## Written problem:
Write out, precisely and in full, each line of the material.

◆ ◆ ◆ ◆ ◆

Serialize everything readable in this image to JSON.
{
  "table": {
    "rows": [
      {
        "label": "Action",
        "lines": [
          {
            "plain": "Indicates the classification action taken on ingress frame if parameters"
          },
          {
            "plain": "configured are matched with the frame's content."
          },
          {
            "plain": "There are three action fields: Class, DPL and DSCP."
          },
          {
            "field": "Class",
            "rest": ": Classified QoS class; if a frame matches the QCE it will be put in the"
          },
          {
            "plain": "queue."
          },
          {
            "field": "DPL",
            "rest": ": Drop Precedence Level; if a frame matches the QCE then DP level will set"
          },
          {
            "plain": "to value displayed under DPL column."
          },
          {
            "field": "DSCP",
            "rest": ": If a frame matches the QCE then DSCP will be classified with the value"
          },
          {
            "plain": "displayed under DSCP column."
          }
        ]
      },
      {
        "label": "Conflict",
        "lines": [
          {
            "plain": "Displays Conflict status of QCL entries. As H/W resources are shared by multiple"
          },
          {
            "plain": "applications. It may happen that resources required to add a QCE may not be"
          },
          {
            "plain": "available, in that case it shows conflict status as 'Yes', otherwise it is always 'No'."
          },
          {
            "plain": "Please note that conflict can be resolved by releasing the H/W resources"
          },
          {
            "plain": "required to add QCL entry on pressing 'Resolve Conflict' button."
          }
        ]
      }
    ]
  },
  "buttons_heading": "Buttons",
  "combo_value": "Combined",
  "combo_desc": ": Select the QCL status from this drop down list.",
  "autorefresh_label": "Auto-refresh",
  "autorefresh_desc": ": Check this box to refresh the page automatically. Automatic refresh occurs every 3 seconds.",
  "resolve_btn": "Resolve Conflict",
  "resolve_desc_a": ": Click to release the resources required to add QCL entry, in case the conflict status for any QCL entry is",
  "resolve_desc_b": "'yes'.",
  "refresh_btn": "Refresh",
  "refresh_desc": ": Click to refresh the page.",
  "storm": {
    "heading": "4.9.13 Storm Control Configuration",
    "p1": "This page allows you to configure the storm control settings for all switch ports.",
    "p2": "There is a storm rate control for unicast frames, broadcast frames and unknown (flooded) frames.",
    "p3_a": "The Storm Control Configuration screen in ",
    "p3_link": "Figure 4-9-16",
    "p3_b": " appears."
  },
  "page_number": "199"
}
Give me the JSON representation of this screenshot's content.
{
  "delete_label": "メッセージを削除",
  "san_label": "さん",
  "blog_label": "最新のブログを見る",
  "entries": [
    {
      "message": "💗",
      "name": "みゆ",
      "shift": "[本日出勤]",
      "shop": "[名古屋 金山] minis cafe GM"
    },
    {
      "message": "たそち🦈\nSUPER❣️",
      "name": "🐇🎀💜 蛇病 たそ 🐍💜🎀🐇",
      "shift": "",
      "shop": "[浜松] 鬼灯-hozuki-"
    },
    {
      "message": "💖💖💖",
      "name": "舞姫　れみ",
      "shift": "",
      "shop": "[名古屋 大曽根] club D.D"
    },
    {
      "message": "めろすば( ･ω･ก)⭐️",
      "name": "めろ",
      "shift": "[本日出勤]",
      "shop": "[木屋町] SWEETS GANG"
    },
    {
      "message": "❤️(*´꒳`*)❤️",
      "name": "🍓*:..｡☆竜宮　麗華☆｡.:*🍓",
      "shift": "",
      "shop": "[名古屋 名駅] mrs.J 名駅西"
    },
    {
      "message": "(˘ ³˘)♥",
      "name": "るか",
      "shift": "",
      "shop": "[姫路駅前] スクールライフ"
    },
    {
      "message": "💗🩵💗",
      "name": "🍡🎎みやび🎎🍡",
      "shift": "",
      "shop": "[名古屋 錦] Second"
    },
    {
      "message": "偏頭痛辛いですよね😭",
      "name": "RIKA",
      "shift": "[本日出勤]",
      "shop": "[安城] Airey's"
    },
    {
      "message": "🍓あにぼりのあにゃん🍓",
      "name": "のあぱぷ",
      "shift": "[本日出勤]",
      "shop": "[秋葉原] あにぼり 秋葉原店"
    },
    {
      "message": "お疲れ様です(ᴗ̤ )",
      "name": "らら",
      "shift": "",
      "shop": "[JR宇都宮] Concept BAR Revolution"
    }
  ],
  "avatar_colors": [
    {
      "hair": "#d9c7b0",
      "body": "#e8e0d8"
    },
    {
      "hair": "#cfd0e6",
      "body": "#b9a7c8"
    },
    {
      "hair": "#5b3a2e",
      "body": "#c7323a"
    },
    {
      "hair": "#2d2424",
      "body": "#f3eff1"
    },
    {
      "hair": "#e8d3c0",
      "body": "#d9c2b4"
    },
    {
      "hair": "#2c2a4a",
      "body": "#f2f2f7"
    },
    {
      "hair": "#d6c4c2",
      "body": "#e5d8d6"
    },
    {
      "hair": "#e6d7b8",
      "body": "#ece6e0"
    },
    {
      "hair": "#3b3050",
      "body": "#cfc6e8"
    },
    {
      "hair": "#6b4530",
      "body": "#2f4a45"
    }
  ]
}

◆ ◆ ◆ ◆ ◆

## Solution for this exercise:
Serialize everything readable in this image to JSON.
{
  "table": {
    "rows": [
      {
        "label": "Action",
        "lines": [
          {
            "plain": "Indicates the classification action taken on ingress frame if parameters"
          },
          {
            "plain": "configured are matched with the frame's content."
          },
          {
            "plain": "There are three action fields: Class, DPL and DSCP."
          },
          {
            "field": "Class",
            "rest": ": Classified QoS class; if a frame matches the QCE it will be put in the"
          },
          {
            "plain": "queue."
          },
          {
            "field": "DPL",
            "rest": ": Drop Precedence Level; if a frame matches the QCE then DP level will set"
          },
          {
            "plain": "to value displayed under DPL column."
          },
          {
            "field": "DSCP",
            "rest": ": If a frame matches the QCE then DSCP will be classified with the value"
          },
          {
            "plain": "displayed under DSCP column."
          }
        ]
      },
      {
        "label": "Conflict",
        "lines": [
          {
            "plain": "Displays Conflict status of QCL entries. As H/W resources are shared by multiple"
          },
          {
            "plain": "applications. It may happen that resources required to add a QCE may not be"
          },
          {
            "plain": "available, in that case it shows conflict status as 'Yes', otherwise it is always 'No'."
          },
          {
            "plain": "Please note that conflict can be resolved by releasing the H/W resources"
          },
          {
            "plain": "required to add QCL entry on pressing 'Resolve Conflict' button."
          }
        ]
      }
    ]
  },
  "buttons_heading": "Buttons",
  "combo_value": "Combined",
  "combo_desc": ": Select the QCL status from this drop down list.",
  "autorefresh_label": "Auto-refresh",
  "autorefresh_desc": ": Check this box to refresh the page automatically. Automatic refresh occurs every 3 seconds.",
  "resolve_btn": "Resolve Conflict",
  "resolve_desc_a": ": Click to release the resources required to add QCL entry, in case the conflict status for any QCL entry is",
  "resolve_desc_b": "'yes'.",
  "refresh_btn": "Refresh",
  "refresh_desc": ": Click to refresh the page.",
  "storm": {
    "heading": "4.9.13 Storm Control Configuration",
    "p1": "This page allows you to configure the storm control settings for all switch ports.",
    "p2": "There is a storm rate control for unicast frames, broadcast frames and unknown (flooded) frames.",
    "p3_a": "The Storm Control Configuration screen in ",
    "p3_link": "Figure 4-9-16",
    "p3_b": " appears."
  },
  "page_number": "199"
}
Give me the JSON representation of this screenshot's content.
{
  "delete_label": "メッセージを削除",
  "san_label": "さん",
  "blog_label": "最新のブログを見る",
  "entries": [
    {
      "message": "💗",
      "name": "みゆ",
      "shift": "[本日出勤]",
      "shop": "[名古屋 金山] minis cafe GM"
    },
    {
      "message": "たそち🦈\nSUPER❣️",
      "name": "🐇🎀💜 蛇病 たそ 🐍💜🎀🐇",
      "shift": "",
      "shop": "[浜松] 鬼灯-hozuki-"
    },
    {
      "message": "💖💖💖",
      "name": "舞姫　れみ",
      "shift": "",
      "shop": "[名古屋 大曽根] club D.D"
    },
    {
      "message": "めろすば( ･ω･ก)⭐️",
      "name": "めろ",
      "shift": "[本日出勤]",
      "shop": "[木屋町] SWEETS GANG"
    },
    {
      "message": "❤️(*´꒳`*)❤️",
      "name": "🍓*:..｡☆竜宮　麗華☆｡.:*🍓",
      "shift": "",
      "shop": "[名古屋 名駅] mrs.J 名駅西"
    },
    {
      "message": "(˘ ³˘)♥",
      "name": "るか",
      "shift": "",
      "shop": "[姫路駅前] スクールライフ"
    },
    {
      "message": "💗🩵💗",
      "name": "🍡🎎みやび🎎🍡",
      "shift": "",
      "shop": "[名古屋 錦] Second"
    },
    {
      "message": "偏頭痛辛いですよね😭",
      "name": "RIKA",
      "shift": "[本日出勤]",
      "shop": "[安城] Airey's"
    },
    {
      "message": "🍓あにぼりのあにゃん🍓",
      "name": "のあぱぷ",
      "shift": "[本日出勤]",
      "shop": "[秋葉原] あにぼり 秋葉原店"
    },
    {
      "message": "お疲れ様です(ᴗ̤ )",
      "name": "らら",
      "shift": "",
      "shop": "[JR宇都宮] Concept BAR Revolution"
    }
  ],
  "avatar_colors": [
    {
      "hair": "#d9c7b0",
      "body": "#e8e0d8"
    },
    {
      "hair": "#cfd0e6",
      "body": "#b9a7c8"
    },
    {
      "hair": "#5b3a2e",
      "body": "#c7323a"
    },
    {
      "hair": "#2d2424",
      "body": "#f3eff1"
    },
    {
      "hair": "#e8d3c0",
      "body": "#d9c2b4"
    },
    {
      "hair": "#2c2a4a",
      "body": "#f2f2f7"
    },
    {
      "hair": "#d6c4c2",
      "body": "#e5d8d6"
    },
    {
      "hair": "#e6d7b8",
      "body": "#ece6e0"
    },
    {
      "hair": "#3b3050",
      "body": "#cfc6e8"
    },
    {
      "hair": "#6b4530",
      "body": "#2f4a45"
    }
  ]
}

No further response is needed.